__WRITTEN TASK__
Collect all lines from the listing that include the string "快乐的国庆节作文一年级".

## start

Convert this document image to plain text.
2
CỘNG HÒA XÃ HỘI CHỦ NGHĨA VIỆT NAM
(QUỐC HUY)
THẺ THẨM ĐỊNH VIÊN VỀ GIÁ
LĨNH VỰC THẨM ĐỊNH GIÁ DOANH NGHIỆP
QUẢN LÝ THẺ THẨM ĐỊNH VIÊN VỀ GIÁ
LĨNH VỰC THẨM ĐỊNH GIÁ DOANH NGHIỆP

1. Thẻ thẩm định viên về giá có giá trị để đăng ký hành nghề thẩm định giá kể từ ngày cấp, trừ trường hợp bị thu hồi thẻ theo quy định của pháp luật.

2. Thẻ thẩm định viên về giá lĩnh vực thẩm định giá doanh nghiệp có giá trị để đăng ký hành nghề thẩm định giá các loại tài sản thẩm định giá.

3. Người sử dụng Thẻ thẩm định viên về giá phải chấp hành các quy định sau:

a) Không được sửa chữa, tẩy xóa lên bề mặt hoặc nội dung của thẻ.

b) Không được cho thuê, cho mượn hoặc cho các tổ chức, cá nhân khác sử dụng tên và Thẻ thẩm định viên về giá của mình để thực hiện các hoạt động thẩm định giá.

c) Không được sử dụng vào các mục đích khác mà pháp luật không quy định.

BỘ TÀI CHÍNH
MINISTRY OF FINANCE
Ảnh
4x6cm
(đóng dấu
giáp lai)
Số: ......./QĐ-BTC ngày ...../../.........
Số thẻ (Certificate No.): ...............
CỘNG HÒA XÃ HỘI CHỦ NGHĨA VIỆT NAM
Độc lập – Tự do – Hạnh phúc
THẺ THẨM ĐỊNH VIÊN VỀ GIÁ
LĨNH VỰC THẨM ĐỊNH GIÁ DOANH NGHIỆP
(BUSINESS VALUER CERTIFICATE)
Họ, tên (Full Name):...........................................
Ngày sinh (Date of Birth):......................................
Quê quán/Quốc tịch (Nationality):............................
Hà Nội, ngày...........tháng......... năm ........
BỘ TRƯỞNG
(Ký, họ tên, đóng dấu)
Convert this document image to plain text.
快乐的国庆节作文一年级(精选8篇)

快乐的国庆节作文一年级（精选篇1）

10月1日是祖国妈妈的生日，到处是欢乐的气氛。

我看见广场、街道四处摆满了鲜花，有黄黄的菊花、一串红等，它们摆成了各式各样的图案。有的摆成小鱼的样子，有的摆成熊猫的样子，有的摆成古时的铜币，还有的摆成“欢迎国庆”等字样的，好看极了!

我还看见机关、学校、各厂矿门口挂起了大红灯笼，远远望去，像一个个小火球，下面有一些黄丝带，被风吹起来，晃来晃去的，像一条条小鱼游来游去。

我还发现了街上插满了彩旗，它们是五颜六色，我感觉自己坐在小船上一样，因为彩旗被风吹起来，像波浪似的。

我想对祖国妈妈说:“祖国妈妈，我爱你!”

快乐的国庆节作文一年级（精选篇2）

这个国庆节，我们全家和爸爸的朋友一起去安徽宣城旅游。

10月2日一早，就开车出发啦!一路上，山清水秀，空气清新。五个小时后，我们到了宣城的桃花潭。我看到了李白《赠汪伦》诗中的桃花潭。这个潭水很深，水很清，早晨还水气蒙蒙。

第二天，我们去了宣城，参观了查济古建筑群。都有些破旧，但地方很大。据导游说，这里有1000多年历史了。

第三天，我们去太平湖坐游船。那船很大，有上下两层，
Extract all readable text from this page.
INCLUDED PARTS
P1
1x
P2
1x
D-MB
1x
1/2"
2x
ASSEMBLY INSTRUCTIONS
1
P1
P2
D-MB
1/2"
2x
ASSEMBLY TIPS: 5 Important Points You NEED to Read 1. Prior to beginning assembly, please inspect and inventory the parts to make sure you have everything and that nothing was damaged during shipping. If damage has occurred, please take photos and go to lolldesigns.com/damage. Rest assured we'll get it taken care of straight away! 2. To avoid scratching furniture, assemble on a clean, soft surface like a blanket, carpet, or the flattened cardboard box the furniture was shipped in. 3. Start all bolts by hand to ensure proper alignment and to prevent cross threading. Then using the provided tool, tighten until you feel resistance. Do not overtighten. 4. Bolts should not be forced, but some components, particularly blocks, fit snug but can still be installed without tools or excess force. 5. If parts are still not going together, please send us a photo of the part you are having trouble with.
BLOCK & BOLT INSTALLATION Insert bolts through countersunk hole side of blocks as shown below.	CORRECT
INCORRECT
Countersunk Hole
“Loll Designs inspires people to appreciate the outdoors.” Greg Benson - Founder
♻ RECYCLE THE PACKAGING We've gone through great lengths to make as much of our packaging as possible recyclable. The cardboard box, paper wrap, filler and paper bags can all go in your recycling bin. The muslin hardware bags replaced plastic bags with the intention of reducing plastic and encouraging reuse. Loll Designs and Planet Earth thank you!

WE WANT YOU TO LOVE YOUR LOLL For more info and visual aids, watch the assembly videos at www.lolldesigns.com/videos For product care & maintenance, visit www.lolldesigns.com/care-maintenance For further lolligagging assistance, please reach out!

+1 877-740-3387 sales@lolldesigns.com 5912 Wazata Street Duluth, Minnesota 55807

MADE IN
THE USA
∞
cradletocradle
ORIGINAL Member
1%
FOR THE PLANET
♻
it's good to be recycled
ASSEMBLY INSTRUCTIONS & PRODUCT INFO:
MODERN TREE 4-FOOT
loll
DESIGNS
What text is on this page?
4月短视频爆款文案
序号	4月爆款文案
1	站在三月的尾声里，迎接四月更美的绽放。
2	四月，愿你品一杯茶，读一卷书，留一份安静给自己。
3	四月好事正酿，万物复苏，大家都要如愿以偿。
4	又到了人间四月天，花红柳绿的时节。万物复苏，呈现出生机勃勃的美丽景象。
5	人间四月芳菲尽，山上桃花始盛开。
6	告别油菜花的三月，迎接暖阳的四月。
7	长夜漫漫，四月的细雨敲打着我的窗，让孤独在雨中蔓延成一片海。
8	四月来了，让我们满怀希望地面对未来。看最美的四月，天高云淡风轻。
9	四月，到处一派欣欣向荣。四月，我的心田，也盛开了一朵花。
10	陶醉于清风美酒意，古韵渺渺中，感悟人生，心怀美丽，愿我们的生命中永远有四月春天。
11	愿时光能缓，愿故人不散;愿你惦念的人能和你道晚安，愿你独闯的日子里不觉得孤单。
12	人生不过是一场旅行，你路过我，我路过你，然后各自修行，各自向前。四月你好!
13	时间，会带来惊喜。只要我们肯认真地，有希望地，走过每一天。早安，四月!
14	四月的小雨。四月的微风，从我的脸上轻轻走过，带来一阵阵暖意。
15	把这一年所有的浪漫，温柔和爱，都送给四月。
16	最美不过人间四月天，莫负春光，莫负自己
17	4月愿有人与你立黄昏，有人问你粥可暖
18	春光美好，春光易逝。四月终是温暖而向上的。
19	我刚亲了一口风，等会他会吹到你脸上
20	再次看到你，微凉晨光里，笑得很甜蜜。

## end

__EXERCISE OUTPUT__
快乐的国庆节作文一年级(精选8篇)
快乐的国庆节作文一年级（精选篇1）
快乐的国庆节作文一年级（精选篇2）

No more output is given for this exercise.